## TASK DETAILS
Work out how many lines of the records hold the string "إقليمية", and reply with that number alone.

## DATA PROVIDED
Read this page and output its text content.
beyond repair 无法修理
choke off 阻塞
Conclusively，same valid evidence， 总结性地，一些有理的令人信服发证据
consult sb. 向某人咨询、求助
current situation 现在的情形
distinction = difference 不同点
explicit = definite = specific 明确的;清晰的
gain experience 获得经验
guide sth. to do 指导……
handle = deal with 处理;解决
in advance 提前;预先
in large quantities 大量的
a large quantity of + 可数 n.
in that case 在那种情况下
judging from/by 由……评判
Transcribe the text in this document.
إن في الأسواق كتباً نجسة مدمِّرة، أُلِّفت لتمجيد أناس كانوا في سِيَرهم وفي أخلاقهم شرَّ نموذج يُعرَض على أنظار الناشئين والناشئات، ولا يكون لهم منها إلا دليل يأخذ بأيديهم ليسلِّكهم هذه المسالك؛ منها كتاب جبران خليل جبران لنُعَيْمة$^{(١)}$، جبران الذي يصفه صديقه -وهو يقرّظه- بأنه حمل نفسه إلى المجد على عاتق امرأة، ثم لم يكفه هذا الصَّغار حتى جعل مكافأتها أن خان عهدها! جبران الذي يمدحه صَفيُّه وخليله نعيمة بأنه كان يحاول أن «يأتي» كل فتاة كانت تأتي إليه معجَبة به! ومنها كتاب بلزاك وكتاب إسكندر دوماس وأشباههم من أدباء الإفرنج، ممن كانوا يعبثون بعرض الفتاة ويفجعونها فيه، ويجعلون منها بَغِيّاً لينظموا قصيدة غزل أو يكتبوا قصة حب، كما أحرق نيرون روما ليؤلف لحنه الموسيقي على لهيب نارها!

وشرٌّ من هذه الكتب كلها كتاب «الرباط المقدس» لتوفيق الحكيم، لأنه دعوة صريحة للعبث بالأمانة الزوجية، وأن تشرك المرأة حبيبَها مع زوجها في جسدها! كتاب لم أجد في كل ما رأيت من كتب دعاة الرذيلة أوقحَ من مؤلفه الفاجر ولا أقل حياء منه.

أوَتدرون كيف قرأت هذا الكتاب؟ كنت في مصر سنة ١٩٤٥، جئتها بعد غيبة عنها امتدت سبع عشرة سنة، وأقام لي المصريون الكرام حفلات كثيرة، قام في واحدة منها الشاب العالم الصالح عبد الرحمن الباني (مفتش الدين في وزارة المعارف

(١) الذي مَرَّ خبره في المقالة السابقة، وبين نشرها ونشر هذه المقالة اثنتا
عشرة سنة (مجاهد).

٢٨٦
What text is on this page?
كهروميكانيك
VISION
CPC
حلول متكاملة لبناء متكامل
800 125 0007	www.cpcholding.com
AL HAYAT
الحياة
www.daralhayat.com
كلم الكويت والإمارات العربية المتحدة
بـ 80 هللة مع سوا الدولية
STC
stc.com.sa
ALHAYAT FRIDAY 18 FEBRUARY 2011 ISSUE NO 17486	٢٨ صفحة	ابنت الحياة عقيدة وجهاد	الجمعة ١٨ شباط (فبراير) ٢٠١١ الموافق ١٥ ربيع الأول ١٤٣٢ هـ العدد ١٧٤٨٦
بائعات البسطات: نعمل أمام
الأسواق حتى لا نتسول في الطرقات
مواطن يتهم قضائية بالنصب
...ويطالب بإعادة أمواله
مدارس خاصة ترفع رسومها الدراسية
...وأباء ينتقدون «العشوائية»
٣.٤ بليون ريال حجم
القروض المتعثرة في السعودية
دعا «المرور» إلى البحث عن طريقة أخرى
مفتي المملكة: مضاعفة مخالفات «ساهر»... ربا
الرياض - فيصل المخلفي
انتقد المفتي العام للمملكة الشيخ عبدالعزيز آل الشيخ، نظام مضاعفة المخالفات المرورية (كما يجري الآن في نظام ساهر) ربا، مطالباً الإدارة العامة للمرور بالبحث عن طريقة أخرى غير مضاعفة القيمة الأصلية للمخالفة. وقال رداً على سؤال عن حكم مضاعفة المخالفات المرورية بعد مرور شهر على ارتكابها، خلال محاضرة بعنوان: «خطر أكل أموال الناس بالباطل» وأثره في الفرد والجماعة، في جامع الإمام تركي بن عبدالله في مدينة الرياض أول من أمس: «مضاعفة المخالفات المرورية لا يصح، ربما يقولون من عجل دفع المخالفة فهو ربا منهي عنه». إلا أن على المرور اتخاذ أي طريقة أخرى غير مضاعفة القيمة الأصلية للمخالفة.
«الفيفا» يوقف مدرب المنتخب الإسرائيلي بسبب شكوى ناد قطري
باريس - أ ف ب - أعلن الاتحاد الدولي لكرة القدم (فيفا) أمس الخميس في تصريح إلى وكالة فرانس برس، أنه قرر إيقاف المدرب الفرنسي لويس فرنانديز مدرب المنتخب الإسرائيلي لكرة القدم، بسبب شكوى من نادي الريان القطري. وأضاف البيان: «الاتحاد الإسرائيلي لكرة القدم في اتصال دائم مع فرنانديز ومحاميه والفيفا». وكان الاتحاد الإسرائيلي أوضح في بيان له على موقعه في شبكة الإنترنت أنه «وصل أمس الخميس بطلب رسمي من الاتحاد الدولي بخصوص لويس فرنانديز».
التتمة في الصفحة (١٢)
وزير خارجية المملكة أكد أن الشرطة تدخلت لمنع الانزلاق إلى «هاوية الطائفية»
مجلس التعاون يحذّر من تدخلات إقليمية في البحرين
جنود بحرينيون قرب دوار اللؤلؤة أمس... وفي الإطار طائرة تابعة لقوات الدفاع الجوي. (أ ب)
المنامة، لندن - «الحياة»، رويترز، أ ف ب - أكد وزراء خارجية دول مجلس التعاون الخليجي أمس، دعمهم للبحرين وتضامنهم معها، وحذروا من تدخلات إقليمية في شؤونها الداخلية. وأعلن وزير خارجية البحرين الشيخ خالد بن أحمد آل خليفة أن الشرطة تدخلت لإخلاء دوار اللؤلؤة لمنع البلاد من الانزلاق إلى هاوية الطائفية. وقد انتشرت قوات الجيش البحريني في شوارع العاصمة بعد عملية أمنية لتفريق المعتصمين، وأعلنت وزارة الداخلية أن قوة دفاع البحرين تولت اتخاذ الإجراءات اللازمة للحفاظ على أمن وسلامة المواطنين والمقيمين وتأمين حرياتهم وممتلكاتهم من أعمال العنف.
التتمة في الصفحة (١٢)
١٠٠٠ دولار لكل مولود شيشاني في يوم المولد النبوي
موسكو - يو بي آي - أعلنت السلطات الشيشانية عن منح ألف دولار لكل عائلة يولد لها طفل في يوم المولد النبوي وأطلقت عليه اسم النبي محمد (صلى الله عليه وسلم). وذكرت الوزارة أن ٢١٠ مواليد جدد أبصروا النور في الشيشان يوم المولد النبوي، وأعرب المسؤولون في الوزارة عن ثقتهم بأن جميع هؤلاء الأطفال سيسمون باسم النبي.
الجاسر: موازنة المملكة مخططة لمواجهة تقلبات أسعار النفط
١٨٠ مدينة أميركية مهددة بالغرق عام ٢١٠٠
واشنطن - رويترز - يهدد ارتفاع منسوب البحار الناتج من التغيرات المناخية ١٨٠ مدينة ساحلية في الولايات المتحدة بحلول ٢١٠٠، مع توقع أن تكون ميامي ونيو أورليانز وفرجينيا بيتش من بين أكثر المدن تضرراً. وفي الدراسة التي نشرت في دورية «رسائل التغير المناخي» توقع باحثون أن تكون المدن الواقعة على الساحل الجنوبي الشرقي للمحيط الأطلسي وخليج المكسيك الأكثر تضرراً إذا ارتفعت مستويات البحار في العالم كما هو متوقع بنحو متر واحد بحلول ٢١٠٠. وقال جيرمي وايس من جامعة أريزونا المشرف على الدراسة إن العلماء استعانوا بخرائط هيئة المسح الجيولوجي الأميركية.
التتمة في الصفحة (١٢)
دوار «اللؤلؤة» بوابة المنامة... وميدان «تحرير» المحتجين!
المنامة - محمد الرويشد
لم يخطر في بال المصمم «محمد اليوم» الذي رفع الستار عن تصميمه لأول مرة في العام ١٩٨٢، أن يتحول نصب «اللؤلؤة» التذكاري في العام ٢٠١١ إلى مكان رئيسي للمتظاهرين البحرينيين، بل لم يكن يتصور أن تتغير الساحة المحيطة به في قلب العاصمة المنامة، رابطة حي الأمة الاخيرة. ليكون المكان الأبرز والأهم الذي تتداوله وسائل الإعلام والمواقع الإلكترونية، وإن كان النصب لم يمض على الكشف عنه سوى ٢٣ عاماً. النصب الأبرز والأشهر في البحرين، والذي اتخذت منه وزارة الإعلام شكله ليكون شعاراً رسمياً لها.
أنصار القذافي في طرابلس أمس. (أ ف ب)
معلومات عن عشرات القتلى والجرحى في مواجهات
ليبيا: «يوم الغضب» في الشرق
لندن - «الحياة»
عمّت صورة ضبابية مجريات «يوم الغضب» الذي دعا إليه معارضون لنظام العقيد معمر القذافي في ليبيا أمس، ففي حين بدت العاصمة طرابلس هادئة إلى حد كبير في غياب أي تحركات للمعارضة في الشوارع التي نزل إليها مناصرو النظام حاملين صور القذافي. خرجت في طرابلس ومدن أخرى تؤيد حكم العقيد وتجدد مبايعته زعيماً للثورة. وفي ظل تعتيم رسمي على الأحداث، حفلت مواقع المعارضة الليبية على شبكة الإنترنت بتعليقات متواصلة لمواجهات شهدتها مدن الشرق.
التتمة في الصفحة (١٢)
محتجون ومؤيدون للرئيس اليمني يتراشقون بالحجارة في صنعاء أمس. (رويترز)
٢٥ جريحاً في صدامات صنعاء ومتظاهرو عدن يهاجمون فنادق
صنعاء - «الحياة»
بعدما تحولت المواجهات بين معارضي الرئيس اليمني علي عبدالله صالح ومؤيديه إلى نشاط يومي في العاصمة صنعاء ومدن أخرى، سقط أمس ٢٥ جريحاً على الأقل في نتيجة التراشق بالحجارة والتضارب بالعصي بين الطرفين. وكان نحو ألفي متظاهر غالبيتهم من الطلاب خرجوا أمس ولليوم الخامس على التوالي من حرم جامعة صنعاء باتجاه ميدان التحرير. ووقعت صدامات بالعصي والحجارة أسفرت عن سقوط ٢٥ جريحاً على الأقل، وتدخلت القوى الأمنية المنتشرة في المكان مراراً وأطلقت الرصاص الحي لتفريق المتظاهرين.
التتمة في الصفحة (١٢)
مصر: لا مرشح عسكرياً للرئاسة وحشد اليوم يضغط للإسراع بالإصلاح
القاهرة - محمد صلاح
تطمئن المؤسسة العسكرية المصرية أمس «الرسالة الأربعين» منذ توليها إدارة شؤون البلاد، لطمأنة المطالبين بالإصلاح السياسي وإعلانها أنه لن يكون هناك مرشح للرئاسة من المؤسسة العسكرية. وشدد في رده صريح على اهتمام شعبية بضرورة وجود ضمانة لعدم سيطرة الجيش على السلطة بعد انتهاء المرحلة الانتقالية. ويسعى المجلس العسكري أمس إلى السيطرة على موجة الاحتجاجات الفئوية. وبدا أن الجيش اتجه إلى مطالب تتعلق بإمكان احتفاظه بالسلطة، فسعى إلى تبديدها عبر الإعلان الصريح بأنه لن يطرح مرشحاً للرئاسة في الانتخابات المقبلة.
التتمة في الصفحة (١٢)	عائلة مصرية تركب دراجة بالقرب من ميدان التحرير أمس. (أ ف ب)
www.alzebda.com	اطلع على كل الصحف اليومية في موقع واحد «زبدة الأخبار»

## COMPLETED TASK
2